→ THE REQUEST
Print all of the data exactly as written.

START RECORD LIST

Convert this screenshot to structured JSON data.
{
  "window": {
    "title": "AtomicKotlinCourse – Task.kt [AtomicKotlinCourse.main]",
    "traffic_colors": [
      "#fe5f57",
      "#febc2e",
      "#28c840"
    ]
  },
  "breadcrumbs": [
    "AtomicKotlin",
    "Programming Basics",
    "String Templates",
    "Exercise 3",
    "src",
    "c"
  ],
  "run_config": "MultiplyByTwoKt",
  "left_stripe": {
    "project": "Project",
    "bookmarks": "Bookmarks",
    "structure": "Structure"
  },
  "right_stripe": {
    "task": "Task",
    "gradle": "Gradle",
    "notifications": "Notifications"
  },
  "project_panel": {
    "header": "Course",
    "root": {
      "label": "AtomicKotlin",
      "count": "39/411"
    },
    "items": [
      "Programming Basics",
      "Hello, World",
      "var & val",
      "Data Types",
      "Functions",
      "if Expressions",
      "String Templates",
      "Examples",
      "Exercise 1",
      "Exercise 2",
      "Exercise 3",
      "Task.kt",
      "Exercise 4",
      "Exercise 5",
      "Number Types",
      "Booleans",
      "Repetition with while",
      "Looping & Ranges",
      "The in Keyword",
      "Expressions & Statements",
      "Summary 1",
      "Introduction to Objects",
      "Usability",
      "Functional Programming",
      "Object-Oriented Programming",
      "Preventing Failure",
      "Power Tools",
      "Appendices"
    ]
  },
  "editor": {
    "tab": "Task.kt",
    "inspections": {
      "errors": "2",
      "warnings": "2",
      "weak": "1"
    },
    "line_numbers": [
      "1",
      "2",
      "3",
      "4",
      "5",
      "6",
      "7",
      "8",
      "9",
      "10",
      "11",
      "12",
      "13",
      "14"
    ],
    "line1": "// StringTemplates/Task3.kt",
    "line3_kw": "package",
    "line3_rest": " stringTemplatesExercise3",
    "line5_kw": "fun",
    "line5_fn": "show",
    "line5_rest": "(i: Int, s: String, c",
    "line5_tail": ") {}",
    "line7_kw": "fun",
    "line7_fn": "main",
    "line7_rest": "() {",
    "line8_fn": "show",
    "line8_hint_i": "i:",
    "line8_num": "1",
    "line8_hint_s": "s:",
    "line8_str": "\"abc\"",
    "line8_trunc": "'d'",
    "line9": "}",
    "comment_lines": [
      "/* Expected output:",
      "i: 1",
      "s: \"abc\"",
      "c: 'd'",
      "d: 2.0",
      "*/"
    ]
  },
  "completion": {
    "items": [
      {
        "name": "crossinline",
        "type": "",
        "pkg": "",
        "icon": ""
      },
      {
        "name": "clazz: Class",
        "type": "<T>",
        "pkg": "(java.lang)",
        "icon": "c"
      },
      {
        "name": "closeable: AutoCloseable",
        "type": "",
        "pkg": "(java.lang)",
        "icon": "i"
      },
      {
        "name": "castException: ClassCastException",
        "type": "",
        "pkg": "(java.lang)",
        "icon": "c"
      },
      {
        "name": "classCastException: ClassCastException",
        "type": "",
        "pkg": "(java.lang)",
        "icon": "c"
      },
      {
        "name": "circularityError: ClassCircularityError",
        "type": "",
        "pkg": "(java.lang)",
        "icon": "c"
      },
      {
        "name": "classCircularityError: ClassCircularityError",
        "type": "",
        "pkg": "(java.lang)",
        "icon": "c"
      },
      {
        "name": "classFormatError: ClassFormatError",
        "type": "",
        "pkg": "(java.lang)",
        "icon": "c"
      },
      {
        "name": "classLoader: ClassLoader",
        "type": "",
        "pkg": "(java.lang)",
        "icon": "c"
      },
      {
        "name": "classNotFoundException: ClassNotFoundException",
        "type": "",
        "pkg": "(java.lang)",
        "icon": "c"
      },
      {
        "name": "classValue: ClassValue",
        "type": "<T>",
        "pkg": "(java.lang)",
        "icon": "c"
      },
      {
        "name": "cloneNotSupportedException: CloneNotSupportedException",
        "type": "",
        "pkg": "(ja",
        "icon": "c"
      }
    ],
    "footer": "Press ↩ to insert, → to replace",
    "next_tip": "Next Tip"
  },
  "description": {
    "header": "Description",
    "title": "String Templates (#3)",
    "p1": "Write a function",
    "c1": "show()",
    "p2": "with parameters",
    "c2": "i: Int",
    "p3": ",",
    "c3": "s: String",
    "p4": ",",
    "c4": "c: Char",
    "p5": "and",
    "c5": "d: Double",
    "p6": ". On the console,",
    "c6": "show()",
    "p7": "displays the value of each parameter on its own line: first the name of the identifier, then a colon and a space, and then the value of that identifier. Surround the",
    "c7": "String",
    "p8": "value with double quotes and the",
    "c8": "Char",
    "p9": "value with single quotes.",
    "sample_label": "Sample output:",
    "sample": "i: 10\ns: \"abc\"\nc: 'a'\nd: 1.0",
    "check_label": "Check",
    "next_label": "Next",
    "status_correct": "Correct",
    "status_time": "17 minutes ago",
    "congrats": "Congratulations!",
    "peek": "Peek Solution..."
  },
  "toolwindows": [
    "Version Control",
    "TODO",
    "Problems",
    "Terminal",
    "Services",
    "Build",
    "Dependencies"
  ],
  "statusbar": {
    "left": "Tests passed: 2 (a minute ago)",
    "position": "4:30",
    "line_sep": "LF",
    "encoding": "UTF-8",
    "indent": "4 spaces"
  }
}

END RECORD LIST

→ PROBLEM SOLUTION
Convert this screenshot to structured JSON data.
{
  "window": {
    "title": "AtomicKotlinCourse – Task.kt [AtomicKotlinCourse.main]",
    "traffic_colors": [
      "#fe5f57",
      "#febc2e",
      "#28c840"
    ]
  },
  "breadcrumbs": [
    "AtomicKotlin",
    "Programming Basics",
    "String Templates",
    "Exercise 3",
    "src",
    "c"
  ],
  "run_config": "MultiplyByTwoKt",
  "left_stripe": {
    "project": "Project",
    "bookmarks": "Bookmarks",
    "structure": "Structure"
  },
  "right_stripe": {
    "task": "Task",
    "gradle": "Gradle",
    "notifications": "Notifications"
  },
  "project_panel": {
    "header": "Course",
    "root": {
      "label": "AtomicKotlin",
      "count": "39/411"
    },
    "items": [
      "Programming Basics",
      "Hello, World",
      "var & val",
      "Data Types",
      "Functions",
      "if Expressions",
      "String Templates",
      "Examples",
      "Exercise 1",
      "Exercise 2",
      "Exercise 3",
      "Task.kt",
      "Exercise 4",
      "Exercise 5",
      "Number Types",
      "Booleans",
      "Repetition with while",
      "Looping & Ranges",
      "The in Keyword",
      "Expressions & Statements",
      "Summary 1",
      "Introduction to Objects",
      "Usability",
      "Functional Programming",
      "Object-Oriented Programming",
      "Preventing Failure",
      "Power Tools",
      "Appendices"
    ]
  },
  "editor": {
    "tab": "Task.kt",
    "inspections": {
      "errors": "2",
      "warnings": "2",
      "weak": "1"
    },
    "line_numbers": [
      "1",
      "2",
      "3",
      "4",
      "5",
      "6",
      "7",
      "8",
      "9",
      "10",
      "11",
      "12",
      "13",
      "14"
    ],
    "line1": "// StringTemplates/Task3.kt",
    "line3_kw": "package",
    "line3_rest": " stringTemplatesExercise3",
    "line5_kw": "fun",
    "line5_fn": "show",
    "line5_rest": "(i: Int, s: String, c",
    "line5_tail": ") {}",
    "line7_kw": "fun",
    "line7_fn": "main",
    "line7_rest": "() {",
    "line8_fn": "show",
    "line8_hint_i": "i:",
    "line8_num": "1",
    "line8_hint_s": "s:",
    "line8_str": "\"abc\"",
    "line8_trunc": "'d'",
    "line9": "}",
    "comment_lines": [
      "/* Expected output:",
      "i: 1",
      "s: \"abc\"",
      "c: 'd'",
      "d: 2.0",
      "*/"
    ]
  },
  "completion": {
    "items": [
      {
        "name": "crossinline",
        "type": "",
        "pkg": "",
        "icon": ""
      },
      {
        "name": "clazz: Class",
        "type": "<T>",
        "pkg": "(java.lang)",
        "icon": "c"
      },
      {
        "name": "closeable: AutoCloseable",
        "type": "",
        "pkg": "(java.lang)",
        "icon": "i"
      },
      {
        "name": "castException: ClassCastException",
        "type": "",
        "pkg": "(java.lang)",
        "icon": "c"
      },
      {
        "name": "classCastException: ClassCastException",
        "type": "",
        "pkg": "(java.lang)",
        "icon": "c"
      },
      {
        "name": "circularityError: ClassCircularityError",
        "type": "",
        "pkg": "(java.lang)",
        "icon": "c"
      },
      {
        "name": "classCircularityError: ClassCircularityError",
        "type": "",
        "pkg": "(java.lang)",
        "icon": "c"
      },
      {
        "name": "classFormatError: ClassFormatError",
        "type": "",
        "pkg": "(java.lang)",
        "icon": "c"
      },
      {
        "name": "classLoader: ClassLoader",
        "type": "",
        "pkg": "(java.lang)",
        "icon": "c"
      },
      {
        "name": "classNotFoundException: ClassNotFoundException",
        "type": "",
        "pkg": "(java.lang)",
        "icon": "c"
      },
      {
        "name": "classValue: ClassValue",
        "type": "<T>",
        "pkg": "(java.lang)",
        "icon": "c"
      },
      {
        "name": "cloneNotSupportedException: CloneNotSupportedException",
        "type": "",
        "pkg": "(ja",
        "icon": "c"
      }
    ],
    "footer": "Press ↩ to insert, → to replace",
    "next_tip": "Next Tip"
  },
  "description": {
    "header": "Description",
    "title": "String Templates (#3)",
    "p1": "Write a function",
    "c1": "show()",
    "p2": "with parameters",
    "c2": "i: Int",
    "p3": ",",
    "c3": "s: String",
    "p4": ",",
    "c4": "c: Char",
    "p5": "and",
    "c5": "d: Double",
    "p6": ". On the console,",
    "c6": "show()",
    "p7": "displays the value of each parameter on its own line: first the name of the identifier, then a colon and a space, and then the value of that identifier. Surround the",
    "c7": "String",
    "p8": "value with double quotes and the",
    "c8": "Char",
    "p9": "value with single quotes.",
    "sample_label": "Sample output:",
    "sample": "i: 10\ns: \"abc\"\nc: 'a'\nd: 1.0",
    "check_label": "Check",
    "next_label": "Next",
    "status_correct": "Correct",
    "status_time": "17 minutes ago",
    "congrats": "Congratulations!",
    "peek": "Peek Solution..."
  },
  "toolwindows": [
    "Version Control",
    "TODO",
    "Problems",
    "Terminal",
    "Services",
    "Build",
    "Dependencies"
  ],
  "statusbar": {
    "left": "Tests passed: 2 (a minute ago)",
    "position": "4:30",
    "line_sep": "LF",
    "encoding": "UTF-8",
    "indent": "4 spaces"
  }
}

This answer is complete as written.